**What you will do:** Search the records for the word "amnios". Copy every line where it appears.

··· Task inputs

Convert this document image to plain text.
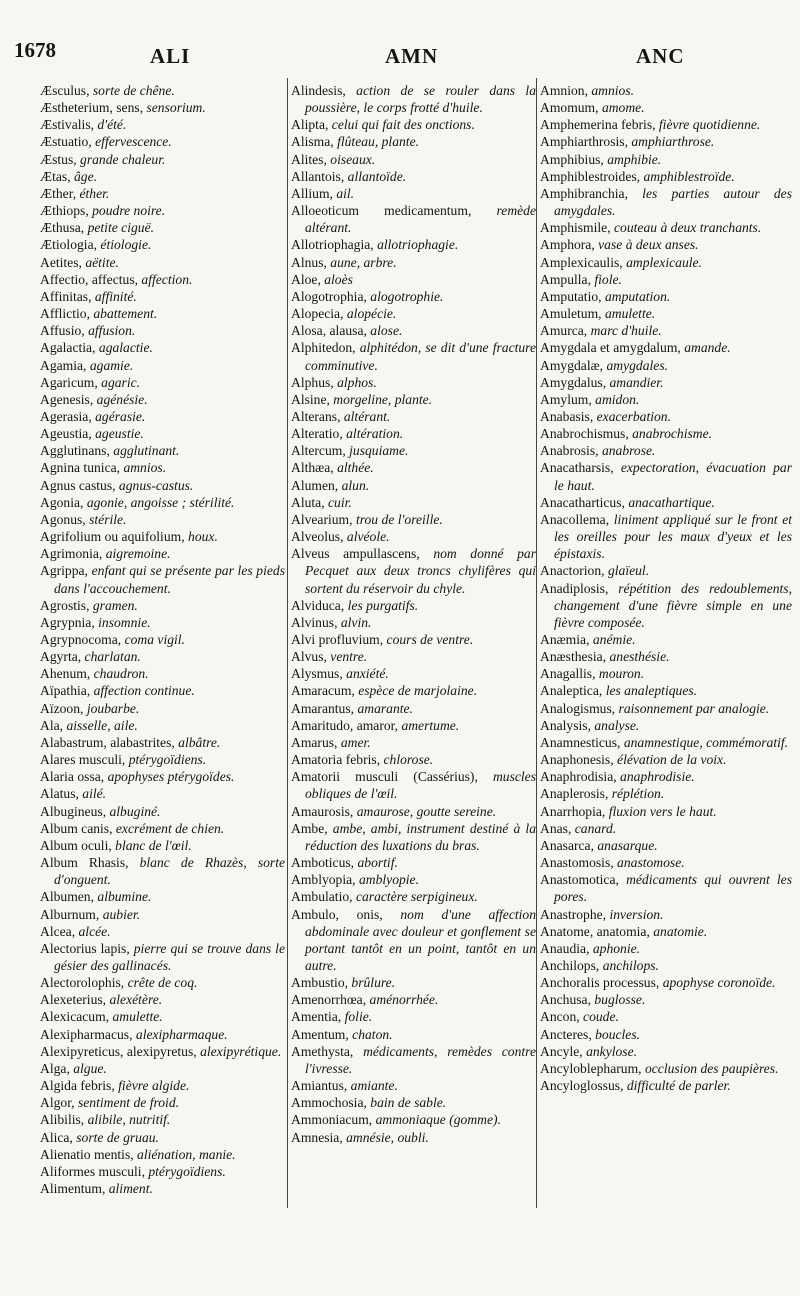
1678	ALI	AMN	ANC
Æsculus, sorte de chêne.
Æstheterium, sens, sensorium.
Æstivalis, d'été.
Æstuatio, effervescence.
Æstus, grande chaleur.
Ætas, âge.
Æther, éther.
Æthiops, poudre noire.
Æthusa, petite ciguë.
Ætiologia, étiologie.
Aetites, aëtite.
Affectio, affectus, affection.
Affinitas, affinité.
Afflictio, abattement.
Affusio, affusion.
Agalactia, agalactie.
Agamia, agamie.
Agaricum, agaric.
Agenesis, agénésie.
Agerasia, agérasie.
Ageustia, ageustie.
Agglutinans, agglutinant.
Agnina tunica, amnios.
Agnus castus, agnus-castus.
Agonia, agonie, angoisse ; stérilité.
Agonus, stérile.
Agrifolium ou aquifolium, houx.
Agrimonia, aigremoine.
Agrippa, enfant qui se présente par les pieds dans l'accouchement.
Agrostis, gramen.
Agrypnia, insomnie.
Agrypnocoma, coma vigil.
Agyrta, charlatan.
Ahenum, chaudron.
Aïpathia, affection continue.
Aïzoon, joubarbe.
Ala, aisselle, aile.
Alabastrum, alabastrites, albâtre.
Alares musculi, ptérygoïdiens.
Alaria ossa, apophyses ptérygoïdes.
Alatus, ailé.
Albugineus, albuginé.
Album canis, excrément de chien.
Album oculi, blanc de l'œil.
Album Rhasis, blanc de Rhazès, sorte d'onguent.
Albumen, albumine.
Alburnum, aubier.
Alcea, alcée.
Alectorius lapis, pierre qui se trouve dans le gésier des gallinacés.
Alectorolophis, crête de coq.
Alexeterius, alexétère.
Alexicacum, amulette.
Alexipharmacus, alexipharmaque.
Alexipyreticus, alexipyretus, alexipyrétique.
Alga, algue.
Algida febris, fièvre algide.
Algor, sentiment de froid.
Alibilis, alibile, nutritif.
Alica, sorte de gruau.
Alienatio mentis, aliénation, manie.
Aliformes musculi, ptérygoïdiens.
Alimentum, aliment.
Alindesis, action de se rouler dans la poussière, le corps frotté d'huile.
Alipta, celui qui fait des onctions.
Alisma, flûteau, plante.
Alites, oiseaux.
Allantois, allantoïde.
Allium, ail.
Alloeoticum medicamentum, remède altérant.
Allotriophagia, allotriophagie.
Alnus, aune, arbre.
Aloe, aloès
Alogotrophia, alogotrophie.
Alopecia, alopécie.
Alosa, alausa, alose.
Alphitedon, alphitédon, se dit d'une fracture comminutive.
Alphus, alphos.
Alsine, morgeline, plante.
Alterans, altérant.
Alteratio, altération.
Altercum, jusquiame.
Althæa, althée.
Alumen, alun.
Aluta, cuir.
Alvearium, trou de l'oreille.
Alveolus, alvéole.
Alveus ampullascens, nom donné par Pecquet aux deux troncs chylifères qui sortent du réservoir du chyle.
Alviduca, les purgatifs.
Alvinus, alvin.
Alvi profluvium, cours de ventre.
Alvus, ventre.
Alysmus, anxiété.
Amaracum, espèce de marjolaine.
Amarantus, amarante.
Amaritudo, amaror, amertume.
Amarus, amer.
Amatoria febris, chlorose.
Amatorii musculi (Cassérius), muscles obliques de l'œil.
Amaurosis, amaurose, goutte sereine.
Ambe, ambe, ambi, instrument destiné à la réduction des luxations du bras.
Amboticus, abortif.
Amblyopia, amblyopie.
Ambulatio, caractère serpigineux.
Ambulo, onis, nom d'une affection abdominale avec douleur et gonflement se portant tantôt en un point, tantôt en un autre.
Ambustio, brûlure.
Amenorrhœa, aménorrhée.
Amentia, folie.
Amentum, chaton.
Amethysta, médicaments, remèdes contre l'ivresse.
Amiantus, amiante.
Ammochosia, bain de sable.
Ammoniacum, ammoniaque (gomme).
Amnesia, amnésie, oubli.
Amnion, amnios.
Amomum, amome.
Amphemerina febris, fièvre quotidienne.
Amphiarthrosis, amphiarthrose.
Amphibius, amphibie.
Amphiblestroides, amphiblestroïde.
Amphibranchia, les parties autour des amygdales.
Amphismile, couteau à deux tranchants.
Amphora, vase à deux anses.
Amplexicaulis, amplexicaule.
Ampulla, fiole.
Amputatio, amputation.
Amuletum, amulette.
Amurca, marc d'huile.
Amygdala et amygdalum, amande.
Amygdalæ, amygdales.
Amygdalus, amandier.
Amylum, amidon.
Anabasis, exacerbation.
Anabrochismus, anabrochisme.
Anabrosis, anabrose.
Anacatharsis, expectoration, évacuation par le haut.
Anacatharticus, anacathartique.
Anacollema, liniment appliqué sur le front et les oreilles pour les maux d'yeux et les épistaxis.
Anactorion, glaïeul.
Anadiplosis, répétition des redoublements, changement d'une fièvre simple en une fièvre composée.
Anæmia, anémie.
Anæsthesia, anesthésie.
Anagallis, mouron.
Analeptica, les analeptiques.
Analogismus, raisonnement par analogie.
Analysis, analyse.
Anamnesticus, anamnestique, commémoratif.
Anaphonesis, élévation de la voix.
Anaphrodisia, anaphrodisie.
Anaplerosis, réplétion.
Anarrhopia, fluxion vers le haut.
Anas, canard.
Anasarca, anasarque.
Anastomosis, anastomose.
Anastomotica, médicaments qui ouvrent les pores.
Anastrophe, inversion.
Anatome, anatomia, anatomie.
Anaudia, aphonie.
Anchilops, anchilops.
Anchoralis processus, apophyse coronoïde.
Anchusa, buglosse.
Ancon, coude.
Ancteres, boucles.
Ancyle, ankylose.
Ancyloblepharum, occlusion des paupières.
Ancyloglossus, difficulté de parler.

······

**Exercise response:**
Agnina tunica, amnios.
Amnion, amnios.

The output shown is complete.